## Exercise objective
Print all the records exactly, please.

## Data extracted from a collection
******************************
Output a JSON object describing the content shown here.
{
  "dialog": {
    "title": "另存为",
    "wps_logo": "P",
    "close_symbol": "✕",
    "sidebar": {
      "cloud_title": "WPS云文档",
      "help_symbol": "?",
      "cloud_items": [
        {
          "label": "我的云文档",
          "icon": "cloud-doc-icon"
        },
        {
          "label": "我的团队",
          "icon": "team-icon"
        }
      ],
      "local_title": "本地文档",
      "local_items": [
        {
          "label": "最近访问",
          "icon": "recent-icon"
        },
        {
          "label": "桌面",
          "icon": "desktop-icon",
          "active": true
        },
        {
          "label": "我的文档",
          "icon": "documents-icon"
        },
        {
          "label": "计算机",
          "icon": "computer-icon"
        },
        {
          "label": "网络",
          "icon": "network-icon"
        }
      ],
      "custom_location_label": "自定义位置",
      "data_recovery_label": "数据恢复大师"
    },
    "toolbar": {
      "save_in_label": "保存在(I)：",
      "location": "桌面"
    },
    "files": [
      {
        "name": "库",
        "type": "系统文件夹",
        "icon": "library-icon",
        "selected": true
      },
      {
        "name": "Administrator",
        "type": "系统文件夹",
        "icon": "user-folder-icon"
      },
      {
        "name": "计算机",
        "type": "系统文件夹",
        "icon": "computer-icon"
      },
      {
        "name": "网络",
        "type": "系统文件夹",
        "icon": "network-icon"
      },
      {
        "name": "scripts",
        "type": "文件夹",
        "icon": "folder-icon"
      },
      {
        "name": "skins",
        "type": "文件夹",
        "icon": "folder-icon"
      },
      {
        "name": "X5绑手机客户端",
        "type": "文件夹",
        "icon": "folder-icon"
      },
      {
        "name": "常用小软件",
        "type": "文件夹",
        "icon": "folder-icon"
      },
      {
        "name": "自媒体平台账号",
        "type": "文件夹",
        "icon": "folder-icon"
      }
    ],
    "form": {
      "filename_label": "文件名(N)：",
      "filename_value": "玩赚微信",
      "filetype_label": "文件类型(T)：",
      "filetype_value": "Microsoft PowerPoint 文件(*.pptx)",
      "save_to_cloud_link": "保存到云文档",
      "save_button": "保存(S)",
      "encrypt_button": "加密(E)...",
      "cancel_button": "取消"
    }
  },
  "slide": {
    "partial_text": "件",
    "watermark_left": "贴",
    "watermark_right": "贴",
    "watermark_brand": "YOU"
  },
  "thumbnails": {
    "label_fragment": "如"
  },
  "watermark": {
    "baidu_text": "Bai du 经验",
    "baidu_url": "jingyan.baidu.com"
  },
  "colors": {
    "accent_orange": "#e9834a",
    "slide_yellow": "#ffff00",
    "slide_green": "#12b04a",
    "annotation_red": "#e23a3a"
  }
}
******************************
## Completed task
Output a JSON object describing the content shown here.
{
  "dialog": {
    "title": "另存为",
    "wps_logo": "P",
    "close_symbol": "✕",
    "sidebar": {
      "cloud_title": "WPS云文档",
      "help_symbol": "?",
      "cloud_items": [
        {
          "label": "我的云文档",
          "icon": "cloud-doc-icon"
        },
        {
          "label": "我的团队",
          "icon": "team-icon"
        }
      ],
      "local_title": "本地文档",
      "local_items": [
        {
          "label": "最近访问",
          "icon": "recent-icon"
        },
        {
          "label": "桌面",
          "icon": "desktop-icon",
          "active": true
        },
        {
          "label": "我的文档",
          "icon": "documents-icon"
        },
        {
          "label": "计算机",
          "icon": "computer-icon"
        },
        {
          "label": "网络",
          "icon": "network-icon"
        }
      ],
      "custom_location_label": "自定义位置",
      "data_recovery_label": "数据恢复大师"
    },
    "toolbar": {
      "save_in_label": "保存在(I)：",
      "location": "桌面"
    },
    "files": [
      {
        "name": "库",
        "type": "系统文件夹",
        "icon": "library-icon",
        "selected": true
      },
      {
        "name": "Administrator",
        "type": "系统文件夹",
        "icon": "user-folder-icon"
      },
      {
        "name": "计算机",
        "type": "系统文件夹",
        "icon": "computer-icon"
      },
      {
        "name": "网络",
        "type": "系统文件夹",
        "icon": "network-icon"
      },
      {
        "name": "scripts",
        "type": "文件夹",
        "icon": "folder-icon"
      },
      {
        "name": "skins",
        "type": "文件夹",
        "icon": "folder-icon"
      },
      {
        "name": "X5绑手机客户端",
        "type": "文件夹",
        "icon": "folder-icon"
      },
      {
        "name": "常用小软件",
        "type": "文件夹",
        "icon": "folder-icon"
      },
      {
        "name": "自媒体平台账号",
        "type": "文件夹",
        "icon": "folder-icon"
      }
    ],
    "form": {
      "filename_label": "文件名(N)：",
      "filename_value": "玩赚微信",
      "filetype_label": "文件类型(T)：",
      "filetype_value": "Microsoft PowerPoint 文件(*.pptx)",
      "save_to_cloud_link": "保存到云文档",
      "save_button": "保存(S)",
      "encrypt_button": "加密(E)...",
      "cancel_button": "取消"
    }
  },
  "slide": {
    "partial_text": "件",
    "watermark_left": "贴",
    "watermark_right": "贴",
    "watermark_brand": "YOU"
  },
  "thumbnails": {
    "label_fragment": "如"
  },
  "watermark": {
    "baidu_text": "Bai du 经验",
    "baidu_url": "jingyan.baidu.com"
  },
  "colors": {
    "accent_orange": "#e9834a",
    "slide_yellow": "#ffff00",
    "slide_green": "#12b04a",
    "annotation_red": "#e23a3a"
  }
}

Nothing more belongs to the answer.